[Labeled region entries]
>>

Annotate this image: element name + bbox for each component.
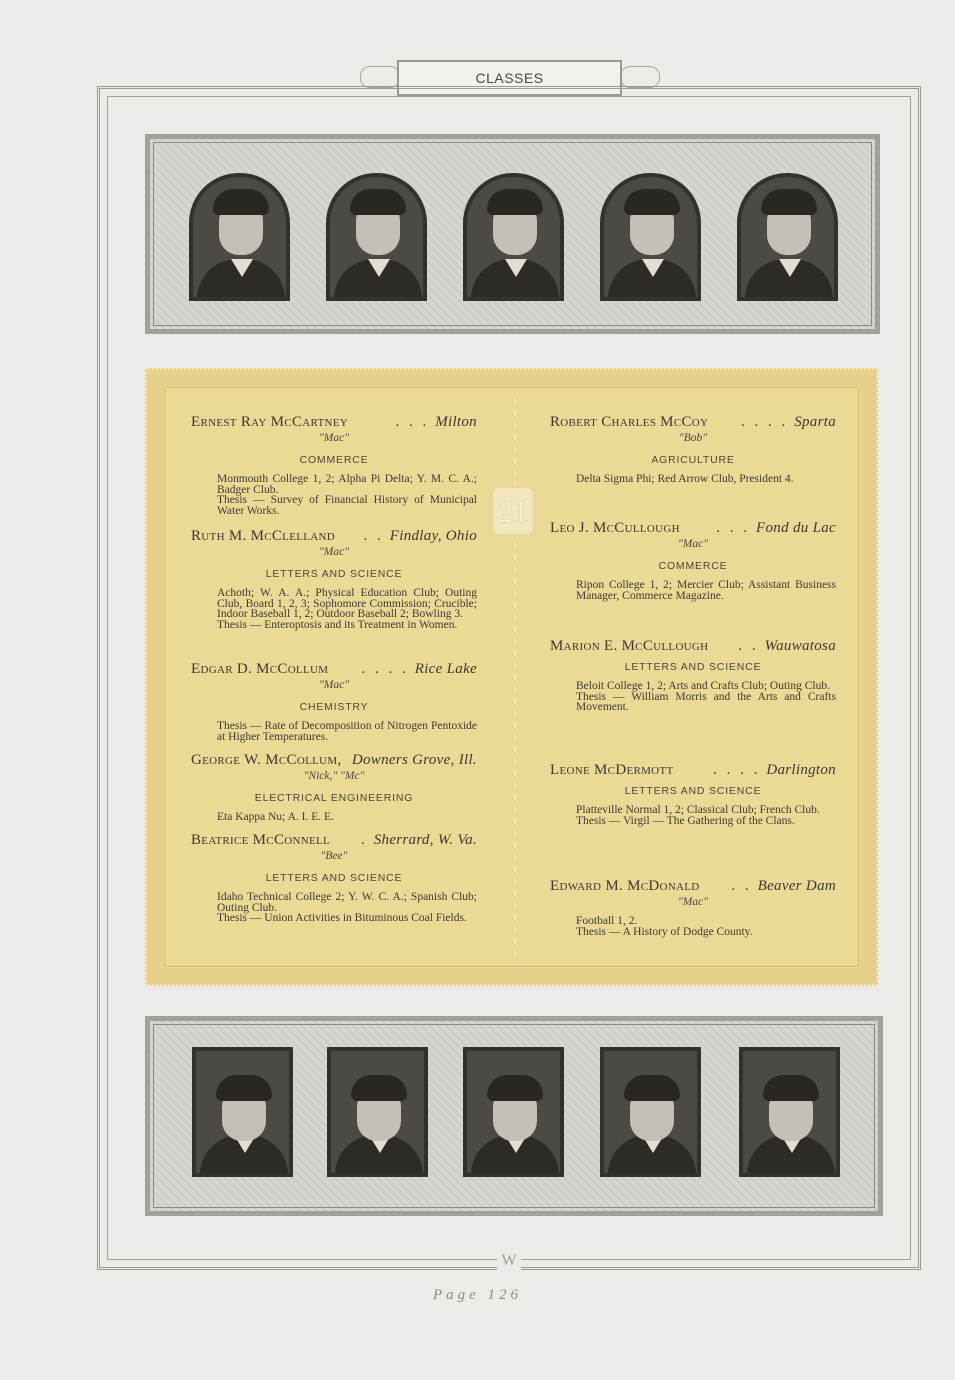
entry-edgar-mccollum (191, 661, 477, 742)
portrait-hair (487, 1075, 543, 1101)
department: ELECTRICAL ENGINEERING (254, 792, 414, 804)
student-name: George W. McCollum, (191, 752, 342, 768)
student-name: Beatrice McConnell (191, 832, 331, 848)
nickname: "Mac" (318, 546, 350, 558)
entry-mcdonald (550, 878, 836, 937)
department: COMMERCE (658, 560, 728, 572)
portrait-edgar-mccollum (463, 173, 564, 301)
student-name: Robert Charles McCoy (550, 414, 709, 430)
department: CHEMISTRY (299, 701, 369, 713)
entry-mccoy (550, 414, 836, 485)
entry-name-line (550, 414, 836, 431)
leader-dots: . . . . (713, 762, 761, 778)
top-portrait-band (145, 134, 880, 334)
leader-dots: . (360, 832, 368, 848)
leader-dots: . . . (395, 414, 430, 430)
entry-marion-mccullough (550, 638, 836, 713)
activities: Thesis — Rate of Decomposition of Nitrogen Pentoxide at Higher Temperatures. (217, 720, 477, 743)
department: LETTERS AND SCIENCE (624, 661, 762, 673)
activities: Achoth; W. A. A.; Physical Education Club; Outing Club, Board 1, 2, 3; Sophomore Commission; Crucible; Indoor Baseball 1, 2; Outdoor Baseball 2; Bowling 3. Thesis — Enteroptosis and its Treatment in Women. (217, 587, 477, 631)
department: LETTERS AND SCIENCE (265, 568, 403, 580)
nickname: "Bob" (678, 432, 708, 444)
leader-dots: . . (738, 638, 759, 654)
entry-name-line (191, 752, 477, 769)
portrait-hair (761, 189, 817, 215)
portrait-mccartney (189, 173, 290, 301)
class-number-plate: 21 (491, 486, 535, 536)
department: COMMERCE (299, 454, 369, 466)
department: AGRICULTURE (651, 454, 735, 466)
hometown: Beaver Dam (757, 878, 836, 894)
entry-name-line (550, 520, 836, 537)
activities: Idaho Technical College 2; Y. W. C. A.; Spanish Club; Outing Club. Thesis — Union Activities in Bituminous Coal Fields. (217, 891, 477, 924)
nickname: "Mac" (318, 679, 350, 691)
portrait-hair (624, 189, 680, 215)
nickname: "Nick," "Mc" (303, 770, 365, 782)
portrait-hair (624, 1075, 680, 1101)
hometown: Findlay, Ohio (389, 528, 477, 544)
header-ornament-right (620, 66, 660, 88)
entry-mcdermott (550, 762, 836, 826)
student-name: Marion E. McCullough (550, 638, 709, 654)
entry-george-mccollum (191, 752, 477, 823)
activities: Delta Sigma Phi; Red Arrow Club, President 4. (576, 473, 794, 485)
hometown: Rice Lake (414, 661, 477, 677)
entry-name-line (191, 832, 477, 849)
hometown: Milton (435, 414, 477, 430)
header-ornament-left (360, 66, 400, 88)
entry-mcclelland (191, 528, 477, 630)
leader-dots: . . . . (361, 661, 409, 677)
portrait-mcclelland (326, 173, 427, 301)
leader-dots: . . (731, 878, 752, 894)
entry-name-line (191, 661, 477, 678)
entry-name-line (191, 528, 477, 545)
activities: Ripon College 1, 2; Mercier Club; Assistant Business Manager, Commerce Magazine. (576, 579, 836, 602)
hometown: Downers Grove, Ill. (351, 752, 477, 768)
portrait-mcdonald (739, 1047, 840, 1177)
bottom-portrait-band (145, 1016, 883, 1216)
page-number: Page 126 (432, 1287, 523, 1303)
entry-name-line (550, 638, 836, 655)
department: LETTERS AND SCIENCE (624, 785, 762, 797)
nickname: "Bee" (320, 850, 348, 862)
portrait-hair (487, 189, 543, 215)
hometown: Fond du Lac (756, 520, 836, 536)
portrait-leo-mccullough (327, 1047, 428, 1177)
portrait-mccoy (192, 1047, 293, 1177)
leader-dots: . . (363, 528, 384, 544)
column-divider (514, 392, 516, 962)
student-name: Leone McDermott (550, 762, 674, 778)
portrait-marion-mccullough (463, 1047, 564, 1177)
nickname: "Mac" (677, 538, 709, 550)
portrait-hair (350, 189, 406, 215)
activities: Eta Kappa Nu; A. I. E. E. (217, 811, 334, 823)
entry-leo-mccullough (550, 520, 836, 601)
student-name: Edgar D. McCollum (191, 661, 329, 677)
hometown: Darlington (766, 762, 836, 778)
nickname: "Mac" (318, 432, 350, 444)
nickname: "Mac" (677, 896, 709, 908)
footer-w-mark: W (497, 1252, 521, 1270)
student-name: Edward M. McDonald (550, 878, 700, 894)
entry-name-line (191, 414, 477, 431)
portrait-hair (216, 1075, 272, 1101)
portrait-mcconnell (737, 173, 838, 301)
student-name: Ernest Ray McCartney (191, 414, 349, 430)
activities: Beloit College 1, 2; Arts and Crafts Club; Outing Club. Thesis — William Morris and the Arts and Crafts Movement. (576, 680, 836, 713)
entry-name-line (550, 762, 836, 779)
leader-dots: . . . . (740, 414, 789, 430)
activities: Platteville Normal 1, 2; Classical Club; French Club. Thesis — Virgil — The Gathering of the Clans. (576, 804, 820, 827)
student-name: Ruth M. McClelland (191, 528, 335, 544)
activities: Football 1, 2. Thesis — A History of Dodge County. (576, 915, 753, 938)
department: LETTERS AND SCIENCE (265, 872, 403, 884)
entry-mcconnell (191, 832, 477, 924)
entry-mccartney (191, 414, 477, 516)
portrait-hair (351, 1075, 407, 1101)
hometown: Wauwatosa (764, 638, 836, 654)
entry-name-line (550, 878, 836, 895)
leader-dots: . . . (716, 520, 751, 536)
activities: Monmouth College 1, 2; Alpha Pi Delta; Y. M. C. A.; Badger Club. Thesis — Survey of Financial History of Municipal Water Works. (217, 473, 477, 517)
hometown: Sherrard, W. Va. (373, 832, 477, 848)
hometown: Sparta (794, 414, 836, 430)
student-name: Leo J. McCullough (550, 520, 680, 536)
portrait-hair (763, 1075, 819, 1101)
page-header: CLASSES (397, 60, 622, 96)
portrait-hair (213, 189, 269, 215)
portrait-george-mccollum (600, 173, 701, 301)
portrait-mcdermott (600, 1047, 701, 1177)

<<

Copy out the lines above verbatim, from the line with "entry-edgar-mccollum (191, 661, 477, 742)" to the line with "department: AGRICULTURE (651, 454, 735, 466)", including both of those lines.

entry-edgar-mccollum (191, 661, 477, 742)
portrait-hair (487, 1075, 543, 1101)
department: ELECTRICAL ENGINEERING (254, 792, 414, 804)
student-name: George W. McCollum, (191, 752, 342, 768)
student-name: Beatrice McConnell (191, 832, 331, 848)
nickname: "Mac" (318, 546, 350, 558)
entry-mcdonald (550, 878, 836, 937)
department: COMMERCE (658, 560, 728, 572)
portrait-edgar-mccollum (463, 173, 564, 301)
student-name: Robert Charles McCoy (550, 414, 709, 430)
department: CHEMISTRY (299, 701, 369, 713)
entry-mccoy (550, 414, 836, 485)
entry-name-line (550, 414, 836, 431)
leader-dots: . . . . (713, 762, 761, 778)
top-portrait-band (145, 134, 880, 334)
leader-dots: . (360, 832, 368, 848)
leader-dots: . . . (395, 414, 430, 430)
entry-marion-mccullough (550, 638, 836, 713)
activities: Thesis — Rate of Decomposition of Nitrogen Pentoxide at Higher Temperatures. (217, 720, 477, 743)
department: LETTERS AND SCIENCE (624, 661, 762, 673)
activities: Achoth; W. A. A.; Physical Education Club; Outing Club, Board 1, 2, 3; Sophomore Commission; Crucible; Indoor Baseball 1, 2; Outdoor Baseball 2; Bowling 3. Thesis — Enteroptosis and its Treatment in Women. (217, 587, 477, 631)
department: LETTERS AND SCIENCE (265, 568, 403, 580)
nickname: "Bob" (678, 432, 708, 444)
leader-dots: . . (738, 638, 759, 654)
entry-name-line (191, 752, 477, 769)
portrait-hair (761, 189, 817, 215)
portrait-mccartney (189, 173, 290, 301)
class-number-plate: 21 (491, 486, 535, 536)
department: COMMERCE (299, 454, 369, 466)
department: AGRICULTURE (651, 454, 735, 466)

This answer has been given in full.